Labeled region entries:

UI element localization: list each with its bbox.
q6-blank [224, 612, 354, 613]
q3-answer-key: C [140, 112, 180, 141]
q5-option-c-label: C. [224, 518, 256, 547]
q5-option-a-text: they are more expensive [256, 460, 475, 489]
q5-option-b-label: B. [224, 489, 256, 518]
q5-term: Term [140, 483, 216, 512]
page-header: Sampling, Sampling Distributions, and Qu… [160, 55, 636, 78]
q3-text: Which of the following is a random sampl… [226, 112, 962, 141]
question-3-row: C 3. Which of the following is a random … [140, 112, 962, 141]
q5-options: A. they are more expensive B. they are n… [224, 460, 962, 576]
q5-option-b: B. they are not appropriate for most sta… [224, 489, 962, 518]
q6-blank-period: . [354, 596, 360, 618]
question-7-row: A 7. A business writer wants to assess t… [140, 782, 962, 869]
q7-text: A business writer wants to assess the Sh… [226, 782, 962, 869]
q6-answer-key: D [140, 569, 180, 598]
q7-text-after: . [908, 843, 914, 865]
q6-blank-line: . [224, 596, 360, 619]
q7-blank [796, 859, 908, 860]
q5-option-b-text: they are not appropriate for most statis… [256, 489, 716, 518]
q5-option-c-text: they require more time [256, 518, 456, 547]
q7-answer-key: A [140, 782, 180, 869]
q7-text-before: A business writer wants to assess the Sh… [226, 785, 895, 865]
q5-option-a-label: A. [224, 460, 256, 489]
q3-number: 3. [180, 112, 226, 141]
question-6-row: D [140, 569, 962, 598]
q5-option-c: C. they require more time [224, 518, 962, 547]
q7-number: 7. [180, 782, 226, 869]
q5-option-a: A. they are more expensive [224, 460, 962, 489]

#### Job
Pull out every one of the rows above and reproduce each line verbatim, without changing anything.

#### Correct response
UI element localization: list each with its bbox.
q6-blank [224, 612, 354, 613]
q3-answer-key: C [140, 112, 180, 141]
q5-option-c-label: C. [224, 518, 256, 547]
q5-option-a-text: they are more expensive [256, 460, 475, 489]
q5-option-b-label: B. [224, 489, 256, 518]
q5-term: Term [140, 483, 216, 512]
page-header: Sampling, Sampling Distributions, and Qu… [160, 55, 636, 78]
q3-text: Which of the following is a random sampl… [226, 112, 962, 141]
question-3-row: C 3. Which of the following is a random … [140, 112, 962, 141]
q5-options: A. they are more expensive B. they are n… [224, 460, 962, 576]
q5-option-b: B. they are not appropriate for most sta… [224, 489, 962, 518]
q6-blank-period: . [354, 596, 360, 618]
question-7-row: A 7. A business writer wants to assess t… [140, 782, 962, 869]
q7-text: A business writer wants to assess the Sh… [226, 782, 962, 869]
q6-answer-key: D [140, 569, 180, 598]
q7-text-after: . [908, 843, 914, 865]
q6-blank-line: . [224, 596, 360, 619]
q7-blank [796, 859, 908, 860]
q5-option-b-text: they are not appropriate for most statis… [256, 489, 716, 518]
q5-option-c-text: they require more time [256, 518, 456, 547]
q7-answer-key: A [140, 782, 180, 869]
q7-text-before: A business writer wants to assess the Sh… [226, 785, 895, 865]
q5-option-a-label: A. [224, 460, 256, 489]
q3-number: 3. [180, 112, 226, 141]
question-6-row: D [140, 569, 962, 598]
q5-option-c: C. they require more time [224, 518, 962, 547]
q7-number: 7. [180, 782, 226, 869]
q5-option-a: A. they are more expensive [224, 460, 962, 489]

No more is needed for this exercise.